═══ Records for processing ═══

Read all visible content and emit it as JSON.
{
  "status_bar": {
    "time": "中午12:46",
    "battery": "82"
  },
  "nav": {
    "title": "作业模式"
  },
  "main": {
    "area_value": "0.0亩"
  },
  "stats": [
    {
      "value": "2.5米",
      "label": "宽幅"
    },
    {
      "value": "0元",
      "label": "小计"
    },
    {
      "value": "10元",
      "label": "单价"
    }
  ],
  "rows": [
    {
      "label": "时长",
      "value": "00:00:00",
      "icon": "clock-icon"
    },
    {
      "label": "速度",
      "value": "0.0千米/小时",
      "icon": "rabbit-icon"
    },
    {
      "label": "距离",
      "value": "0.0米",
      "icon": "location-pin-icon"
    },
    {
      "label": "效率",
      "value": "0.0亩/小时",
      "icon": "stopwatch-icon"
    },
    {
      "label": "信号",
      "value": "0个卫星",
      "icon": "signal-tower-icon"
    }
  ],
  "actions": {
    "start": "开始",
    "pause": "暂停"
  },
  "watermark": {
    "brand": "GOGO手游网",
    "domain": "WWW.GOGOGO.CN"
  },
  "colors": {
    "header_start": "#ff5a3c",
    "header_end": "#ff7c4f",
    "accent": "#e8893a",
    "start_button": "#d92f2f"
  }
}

═══

**Task requirements**
Every entry needs to be retyped exactly.

**Worked answer**
Read all visible content and emit it as JSON.
{
  "status_bar": {
    "time": "中午12:46",
    "battery": "82"
  },
  "nav": {
    "title": "作业模式"
  },
  "main": {
    "area_value": "0.0亩"
  },
  "stats": [
    {
      "value": "2.5米",
      "label": "宽幅"
    },
    {
      "value": "0元",
      "label": "小计"
    },
    {
      "value": "10元",
      "label": "单价"
    }
  ],
  "rows": [
    {
      "label": "时长",
      "value": "00:00:00",
      "icon": "clock-icon"
    },
    {
      "label": "速度",
      "value": "0.0千米/小时",
      "icon": "rabbit-icon"
    },
    {
      "label": "距离",
      "value": "0.0米",
      "icon": "location-pin-icon"
    },
    {
      "label": "效率",
      "value": "0.0亩/小时",
      "icon": "stopwatch-icon"
    },
    {
      "label": "信号",
      "value": "0个卫星",
      "icon": "signal-tower-icon"
    }
  ],
  "actions": {
    "start": "开始",
    "pause": "暂停"
  },
  "watermark": {
    "brand": "GOGO手游网",
    "domain": "WWW.GOGOGO.CN"
  },
  "colors": {
    "header_start": "#ff5a3c",
    "header_end": "#ff7c4f",
    "accent": "#e8893a",
    "start_button": "#d92f2f"
  }
}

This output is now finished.